- Exercise details: Please repeat the listing below with every "share-icon" switched to "send-icon" and nothing else altered. Leave the pictures out.
* Start Dataset records *
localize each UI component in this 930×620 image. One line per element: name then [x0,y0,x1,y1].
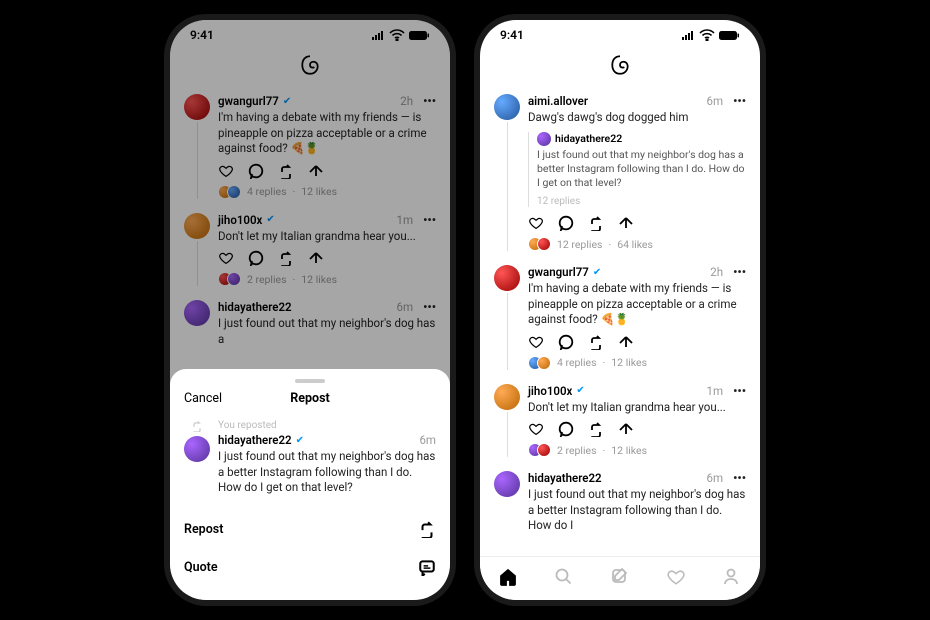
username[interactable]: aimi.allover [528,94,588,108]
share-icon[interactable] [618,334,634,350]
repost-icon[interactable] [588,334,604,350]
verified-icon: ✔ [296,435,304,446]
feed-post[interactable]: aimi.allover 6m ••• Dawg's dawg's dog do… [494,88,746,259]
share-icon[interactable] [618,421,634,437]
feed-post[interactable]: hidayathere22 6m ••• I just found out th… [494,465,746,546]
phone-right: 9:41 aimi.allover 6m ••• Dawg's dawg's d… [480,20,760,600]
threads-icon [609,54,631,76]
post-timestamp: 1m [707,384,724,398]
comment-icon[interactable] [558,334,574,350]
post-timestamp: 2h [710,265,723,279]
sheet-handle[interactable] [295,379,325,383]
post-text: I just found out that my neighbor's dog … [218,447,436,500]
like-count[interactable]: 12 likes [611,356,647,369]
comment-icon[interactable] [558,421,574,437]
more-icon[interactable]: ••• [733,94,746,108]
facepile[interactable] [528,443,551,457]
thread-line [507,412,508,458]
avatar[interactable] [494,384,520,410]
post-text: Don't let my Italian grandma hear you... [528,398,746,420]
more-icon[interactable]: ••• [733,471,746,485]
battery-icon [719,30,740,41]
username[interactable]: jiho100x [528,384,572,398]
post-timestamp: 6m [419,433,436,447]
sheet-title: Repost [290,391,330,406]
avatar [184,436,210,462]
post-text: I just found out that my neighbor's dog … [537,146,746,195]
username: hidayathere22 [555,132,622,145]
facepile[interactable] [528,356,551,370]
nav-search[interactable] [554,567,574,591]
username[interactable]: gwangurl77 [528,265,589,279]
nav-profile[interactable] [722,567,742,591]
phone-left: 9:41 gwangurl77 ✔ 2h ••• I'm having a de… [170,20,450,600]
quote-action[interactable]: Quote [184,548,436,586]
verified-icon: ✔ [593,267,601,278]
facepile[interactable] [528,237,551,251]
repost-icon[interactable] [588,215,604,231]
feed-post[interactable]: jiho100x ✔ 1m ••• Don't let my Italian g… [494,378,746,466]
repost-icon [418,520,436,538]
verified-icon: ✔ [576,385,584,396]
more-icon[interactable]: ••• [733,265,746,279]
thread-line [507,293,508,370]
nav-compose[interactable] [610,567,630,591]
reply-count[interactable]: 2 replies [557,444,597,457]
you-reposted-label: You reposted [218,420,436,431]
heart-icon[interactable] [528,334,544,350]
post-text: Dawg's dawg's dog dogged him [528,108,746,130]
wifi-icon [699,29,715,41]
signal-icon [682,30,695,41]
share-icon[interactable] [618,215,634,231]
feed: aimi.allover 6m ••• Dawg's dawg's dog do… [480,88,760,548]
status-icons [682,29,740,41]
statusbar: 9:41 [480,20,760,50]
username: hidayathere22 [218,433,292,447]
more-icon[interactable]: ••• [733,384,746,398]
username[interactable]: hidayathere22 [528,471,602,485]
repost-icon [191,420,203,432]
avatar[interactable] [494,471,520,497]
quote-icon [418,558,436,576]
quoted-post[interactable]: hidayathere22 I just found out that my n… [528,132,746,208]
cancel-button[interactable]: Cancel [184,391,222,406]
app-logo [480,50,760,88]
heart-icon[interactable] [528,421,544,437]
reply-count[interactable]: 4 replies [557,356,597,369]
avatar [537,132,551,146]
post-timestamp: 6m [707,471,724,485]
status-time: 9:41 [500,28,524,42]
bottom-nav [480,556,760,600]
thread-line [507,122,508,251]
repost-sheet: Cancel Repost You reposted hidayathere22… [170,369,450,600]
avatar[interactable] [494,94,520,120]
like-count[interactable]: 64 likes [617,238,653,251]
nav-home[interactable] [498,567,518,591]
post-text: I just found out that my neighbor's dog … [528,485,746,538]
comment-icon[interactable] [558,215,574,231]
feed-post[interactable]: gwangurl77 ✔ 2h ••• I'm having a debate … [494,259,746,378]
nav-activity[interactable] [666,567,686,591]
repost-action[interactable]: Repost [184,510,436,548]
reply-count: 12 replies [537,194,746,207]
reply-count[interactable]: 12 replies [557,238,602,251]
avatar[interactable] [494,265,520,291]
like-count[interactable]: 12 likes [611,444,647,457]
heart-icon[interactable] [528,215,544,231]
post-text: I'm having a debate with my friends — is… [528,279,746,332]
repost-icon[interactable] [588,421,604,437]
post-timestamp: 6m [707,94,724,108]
* End Dataset records *
- Expected answer:
localize each UI component in this 930×620 image. One line per element: name then [x0,y0,x1,y1].
username[interactable]: aimi.allover [528,94,588,108]
send-icon[interactable] [618,334,634,350]
repost-icon[interactable] [588,334,604,350]
verified-icon: ✔ [296,435,304,446]
feed-post[interactable]: aimi.allover 6m ••• Dawg's dawg's dog do… [494,88,746,259]
send-icon[interactable] [618,421,634,437]
feed-post[interactable]: hidayathere22 6m ••• I just found out th… [494,465,746,546]
phone-right: 9:41 aimi.allover 6m ••• Dawg's dawg's d… [480,20,760,600]
threads-icon [609,54,631,76]
post-timestamp: 1m [707,384,724,398]
comment-icon[interactable] [558,334,574,350]
post-timestamp: 2h [710,265,723,279]
sheet-handle[interactable] [295,379,325,383]
post-text: I just found out that my neighbor's dog … [218,447,436,500]
like-count[interactable]: 12 likes [611,356,647,369]
comment-icon[interactable] [558,421,574,437]
more-icon[interactable]: ••• [733,94,746,108]
facepile[interactable] [528,443,551,457]
thread-line [507,412,508,458]
avatar[interactable] [494,384,520,410]
post-text: Don't let my Italian grandma hear you... [528,398,746,420]
more-icon[interactable]: ••• [733,471,746,485]
battery-icon [719,30,740,41]
username[interactable]: jiho100x [528,384,572,398]
post-timestamp: 6m [419,433,436,447]
sheet-title: Repost [290,391,330,406]
avatar [184,436,210,462]
post-text: I just found out that my neighbor's dog … [537,146,746,195]
username: hidayathere22 [555,132,622,145]
facepile[interactable] [528,356,551,370]
nav-search[interactable] [554,567,574,591]
username[interactable]: gwangurl77 [528,265,589,279]
nav-profile[interactable] [722,567,742,591]
phone-left: 9:41 gwangurl77 ✔ 2h ••• I'm having a de… [170,20,450,600]
quote-action[interactable]: Quote [184,548,436,586]
verified-icon: ✔ [593,267,601,278]
facepile[interactable] [528,237,551,251]
repost-icon[interactable] [588,215,604,231]
feed-post[interactable]: jiho100x ✔ 1m ••• Don't let my Italian g… [494,378,746,466]
repost-icon [418,520,436,538]
verified-icon: ✔ [576,385,584,396]
more-icon[interactable]: ••• [733,265,746,279]
thread-line [507,293,508,370]
nav-compose[interactable] [610,567,630,591]
reply-count[interactable]: 2 replies [557,444,597,457]
you-reposted-label: You reposted [218,420,436,431]
heart-icon[interactable] [528,334,544,350]
post-text: Dawg's dawg's dog dogged him [528,108,746,130]
wifi-icon [699,29,715,41]
signal-icon [682,30,695,41]
send-icon[interactable] [618,215,634,231]
feed: aimi.allover 6m ••• Dawg's dawg's dog do… [480,88,760,548]
status-icons [682,29,740,41]
statusbar: 9:41 [480,20,760,50]
username: hidayathere22 [218,433,292,447]
more-icon[interactable]: ••• [733,384,746,398]
username[interactable]: hidayathere22 [528,471,602,485]
repost-icon [191,420,203,432]
avatar[interactable] [494,471,520,497]
quote-icon [418,558,436,576]
quoted-post[interactable]: hidayathere22 I just found out that my n… [528,132,746,208]
cancel-button[interactable]: Cancel [184,391,222,406]
app-logo [480,50,760,88]
heart-icon[interactable] [528,421,544,437]
reply-count[interactable]: 4 replies [557,356,597,369]
avatar [537,132,551,146]
post-timestamp: 6m [707,471,724,485]
status-time: 9:41 [500,28,524,42]
bottom-nav [480,556,760,600]
thread-line [507,122,508,251]
repost-sheet: Cancel Repost You reposted hidayathere22… [170,369,450,600]
avatar[interactable] [494,94,520,120]
like-count[interactable]: 64 likes [617,238,653,251]
nav-home[interactable] [498,567,518,591]
post-text: I just found out that my neighbor's dog … [528,485,746,538]
comment-icon[interactable] [558,215,574,231]
feed-post[interactable]: gwangurl77 ✔ 2h ••• I'm having a debate … [494,259,746,378]
nav-activity[interactable] [666,567,686,591]
repost-action[interactable]: Repost [184,510,436,548]
reply-count: 12 replies [537,194,746,207]
reply-count[interactable]: 12 replies [557,238,602,251]
avatar[interactable] [494,265,520,291]
like-count[interactable]: 12 likes [611,444,647,457]
heart-icon[interactable] [528,215,544,231]
post-text: I'm having a debate with my friends — is… [528,279,746,332]
repost-icon[interactable] [588,421,604,437]
post-timestamp: 6m [707,94,724,108]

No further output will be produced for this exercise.